** Start of Data to use **

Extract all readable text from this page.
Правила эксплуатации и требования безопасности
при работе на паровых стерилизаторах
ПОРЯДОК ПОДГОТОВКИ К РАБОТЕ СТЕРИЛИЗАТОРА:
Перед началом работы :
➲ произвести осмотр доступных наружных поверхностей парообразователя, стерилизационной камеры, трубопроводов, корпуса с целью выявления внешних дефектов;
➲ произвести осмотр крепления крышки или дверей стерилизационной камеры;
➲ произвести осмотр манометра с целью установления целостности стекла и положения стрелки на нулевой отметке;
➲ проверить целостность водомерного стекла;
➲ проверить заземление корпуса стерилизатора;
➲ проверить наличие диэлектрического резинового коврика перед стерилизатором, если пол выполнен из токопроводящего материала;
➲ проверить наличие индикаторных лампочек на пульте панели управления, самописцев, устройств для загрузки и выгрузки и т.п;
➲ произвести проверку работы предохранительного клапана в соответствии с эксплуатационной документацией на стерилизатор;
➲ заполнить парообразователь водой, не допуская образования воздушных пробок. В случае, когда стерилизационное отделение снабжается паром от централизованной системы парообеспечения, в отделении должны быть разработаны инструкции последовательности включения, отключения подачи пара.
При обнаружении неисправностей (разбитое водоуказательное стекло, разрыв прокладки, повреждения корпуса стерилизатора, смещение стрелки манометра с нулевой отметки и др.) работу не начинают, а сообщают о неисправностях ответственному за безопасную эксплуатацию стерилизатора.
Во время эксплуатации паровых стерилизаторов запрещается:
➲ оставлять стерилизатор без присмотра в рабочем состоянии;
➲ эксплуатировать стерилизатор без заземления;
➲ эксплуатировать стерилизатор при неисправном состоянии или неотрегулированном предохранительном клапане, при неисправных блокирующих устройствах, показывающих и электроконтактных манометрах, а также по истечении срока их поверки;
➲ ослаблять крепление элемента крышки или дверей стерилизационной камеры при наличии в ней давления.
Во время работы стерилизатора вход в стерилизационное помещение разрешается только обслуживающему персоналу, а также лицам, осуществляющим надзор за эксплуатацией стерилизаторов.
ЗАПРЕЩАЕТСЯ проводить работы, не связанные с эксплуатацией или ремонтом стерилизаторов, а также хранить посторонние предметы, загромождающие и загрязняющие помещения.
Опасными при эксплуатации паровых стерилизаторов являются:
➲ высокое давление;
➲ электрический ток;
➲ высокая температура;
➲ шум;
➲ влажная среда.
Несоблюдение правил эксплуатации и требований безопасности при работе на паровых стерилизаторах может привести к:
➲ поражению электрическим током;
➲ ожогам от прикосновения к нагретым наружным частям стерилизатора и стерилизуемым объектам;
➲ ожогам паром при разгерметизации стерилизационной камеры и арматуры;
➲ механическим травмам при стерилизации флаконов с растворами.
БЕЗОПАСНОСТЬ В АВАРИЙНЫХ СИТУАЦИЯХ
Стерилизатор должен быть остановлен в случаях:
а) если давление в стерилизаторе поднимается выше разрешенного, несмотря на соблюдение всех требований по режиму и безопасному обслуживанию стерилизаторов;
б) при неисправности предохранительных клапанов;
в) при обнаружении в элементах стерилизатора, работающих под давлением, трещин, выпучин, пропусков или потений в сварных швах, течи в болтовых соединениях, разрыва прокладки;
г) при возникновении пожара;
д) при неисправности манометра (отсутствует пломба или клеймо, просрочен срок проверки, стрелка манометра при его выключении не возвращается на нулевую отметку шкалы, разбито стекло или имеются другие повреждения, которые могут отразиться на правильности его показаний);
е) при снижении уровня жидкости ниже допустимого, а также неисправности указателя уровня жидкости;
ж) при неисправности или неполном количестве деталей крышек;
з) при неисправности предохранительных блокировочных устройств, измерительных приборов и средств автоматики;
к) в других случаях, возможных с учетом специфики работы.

** End of Data to use **

Stated exercise:
Write out the full set of records exactly as given.

Exercise answer:
Extract all readable text from this page.
Правила эксплуатации и требования безопасности
при работе на паровых стерилизаторах
ПОРЯДОК ПОДГОТОВКИ К РАБОТЕ СТЕРИЛИЗАТОРА:
Перед началом работы :
➲ произвести осмотр доступных наружных поверхностей парообразователя, стерилизационной камеры, трубопроводов, корпуса с целью выявления внешних дефектов;
➲ произвести осмотр крепления крышки или дверей стерилизационной камеры;
➲ произвести осмотр манометра с целью установления целостности стекла и положения стрелки на нулевой отметке;
➲ проверить целостность водомерного стекла;
➲ проверить заземление корпуса стерилизатора;
➲ проверить наличие диэлектрического резинового коврика перед стерилизатором, если пол выполнен из токопроводящего материала;
➲ проверить наличие индикаторных лампочек на пульте панели управления, самописцев, устройств для загрузки и выгрузки и т.п;
➲ произвести проверку работы предохранительного клапана в соответствии с эксплуатационной документацией на стерилизатор;
➲ заполнить парообразователь водой, не допуская образования воздушных пробок. В случае, когда стерилизационное отделение снабжается паром от централизованной системы парообеспечения, в отделении должны быть разработаны инструкции последовательности включения, отключения подачи пара.
При обнаружении неисправностей (разбитое водоуказательное стекло, разрыв прокладки, повреждения корпуса стерилизатора, смещение стрелки манометра с нулевой отметки и др.) работу не начинают, а сообщают о неисправностях ответственному за безопасную эксплуатацию стерилизатора.
Во время эксплуатации паровых стерилизаторов запрещается:
➲ оставлять стерилизатор без присмотра в рабочем состоянии;
➲ эксплуатировать стерилизатор без заземления;
➲ эксплуатировать стерилизатор при неисправном состоянии или неотрегулированном предохранительном клапане, при неисправных блокирующих устройствах, показывающих и электроконтактных манометрах, а также по истечении срока их поверки;
➲ ослаблять крепление элемента крышки или дверей стерилизационной камеры при наличии в ней давления.
Во время работы стерилизатора вход в стерилизационное помещение разрешается только обслуживающему персоналу, а также лицам, осуществляющим надзор за эксплуатацией стерилизаторов.
ЗАПРЕЩАЕТСЯ проводить работы, не связанные с эксплуатацией или ремонтом стерилизаторов, а также хранить посторонние предметы, загромождающие и загрязняющие помещения.
Опасными при эксплуатации паровых стерилизаторов являются:
➲ высокое давление;
➲ электрический ток;
➲ высокая температура;
➲ шум;
➲ влажная среда.
Несоблюдение правил эксплуатации и требований безопасности при работе на паровых стерилизаторах может привести к:
➲ поражению электрическим током;
➲ ожогам от прикосновения к нагретым наружным частям стерилизатора и стерилизуемым объектам;
➲ ожогам паром при разгерметизации стерилизационной камеры и арматуры;
➲ механическим травмам при стерилизации флаконов с растворами.
БЕЗОПАСНОСТЬ В АВАРИЙНЫХ СИТУАЦИЯХ
Стерилизатор должен быть остановлен в случаях:
а) если давление в стерилизаторе поднимается выше разрешенного, несмотря на соблюдение всех требований по режиму и безопасному обслуживанию стерилизаторов;
б) при неисправности предохранительных клапанов;
в) при обнаружении в элементах стерилизатора, работающих под давлением, трещин, выпучин, пропусков или потений в сварных швах, течи в болтовых соединениях, разрыва прокладки;
г) при возникновении пожара;
д) при неисправности манометра (отсутствует пломба или клеймо, просрочен срок проверки, стрелка манометра при его выключении не возвращается на нулевую отметку шкалы, разбито стекло или имеются другие повреждения, которые могут отразиться на правильности его показаний);
е) при снижении уровня жидкости ниже допустимого, а также неисправности указателя уровня жидкости;
ж) при неисправности или неполном количестве деталей крышек;
з) при неисправности предохранительных блокировочных устройств, измерительных приборов и средств автоматики;
к) в других случаях, возможных с учетом специфики работы.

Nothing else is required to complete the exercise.